• **DATASET CONTENT**
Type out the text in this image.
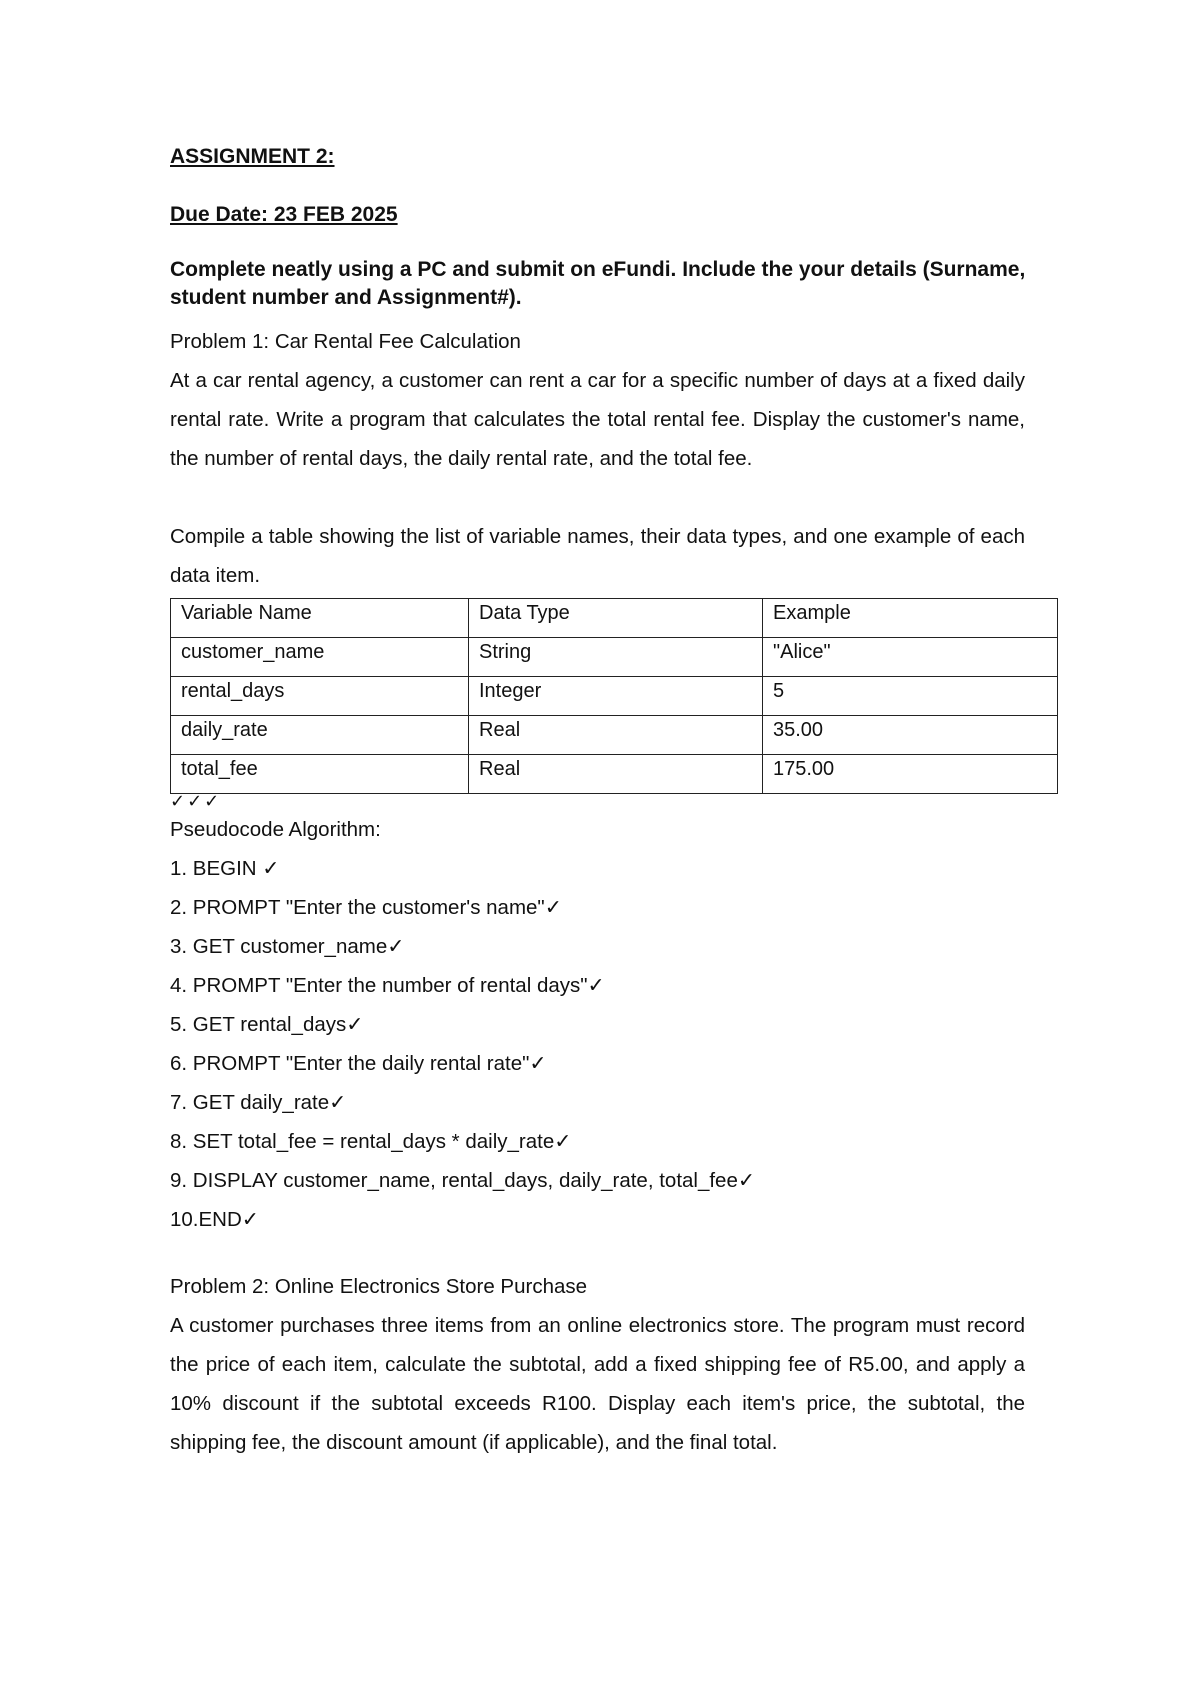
ASSIGNMENT 2:

Due Date: 23 FEB 2025

Complete neatly using a PC and submit on eFundi. Include the your details (Surname, student number and Assignment#).

Problem 1: Car Rental Fee Calculation

At a car rental agency, a customer can rent a car for a specific number of days at a fixed daily rental rate. Write a program that calculates the total rental fee. Display the customer's name, the number of rental days, the daily rental rate, and the total fee.

Compile a table showing the list of variable names, their data types, and one example of each data item.

Variable Name	Data Type	Example
customer_name	String	"Alice"
rental_days	Integer	5
daily_rate	Real	35.00
total_fee	Real	175.00

✓✓✓

Pseudocode Algorithm:

1. BEGIN ✓
2. PROMPT "Enter the customer's name"✓
3. GET customer_name✓
4. PROMPT "Enter the number of rental days"✓
5. GET rental_days✓
6. PROMPT "Enter the daily rental rate"✓
7. GET daily_rate✓
8. SET total_fee = rental_days * daily_rate✓
9. DISPLAY customer_name, rental_days, daily_rate, total_fee✓
10.END✓

Problem 2: Online Electronics Store Purchase

A customer purchases three items from an online electronics store. The program must record the price of each item, calculate the subtotal, add a fixed shipping fee of R5.00, and apply a 10% discount if the subtotal exceeds R100. Display each item's price, the subtotal, the shipping fee, the discount amount (if applicable), and the final total.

• **EXERCISE PROMPT**
Keep the pictures out of your copy, and repeat every entry above exactly.

• **EXPECTED OUTPUT**
Type out the text in this image.
ASSIGNMENT 2:

Due Date: 23 FEB 2025

Complete neatly using a PC and submit on eFundi. Include the your details (Surname, student number and Assignment#).

Problem 1: Car Rental Fee Calculation

At a car rental agency, a customer can rent a car for a specific number of days at a fixed daily rental rate. Write a program that calculates the total rental fee. Display the customer's name, the number of rental days, the daily rental rate, and the total fee.

Compile a table showing the list of variable names, their data types, and one example of each data item.

Variable Name	Data Type	Example
customer_name	String	"Alice"
rental_days	Integer	5
daily_rate	Real	35.00
total_fee	Real	175.00

✓✓✓

Pseudocode Algorithm:

1. BEGIN ✓
2. PROMPT "Enter the customer's name"✓
3. GET customer_name✓
4. PROMPT "Enter the number of rental days"✓
5. GET rental_days✓
6. PROMPT "Enter the daily rental rate"✓
7. GET daily_rate✓
8. SET total_fee = rental_days * daily_rate✓
9. DISPLAY customer_name, rental_days, daily_rate, total_fee✓
10.END✓

Problem 2: Online Electronics Store Purchase

A customer purchases three items from an online electronics store. The program must record the price of each item, calculate the subtotal, add a fixed shipping fee of R5.00, and apply a 10% discount if the subtotal exceeds R100. Display each item's price, the subtotal, the shipping fee, the discount amount (if applicable), and the final total.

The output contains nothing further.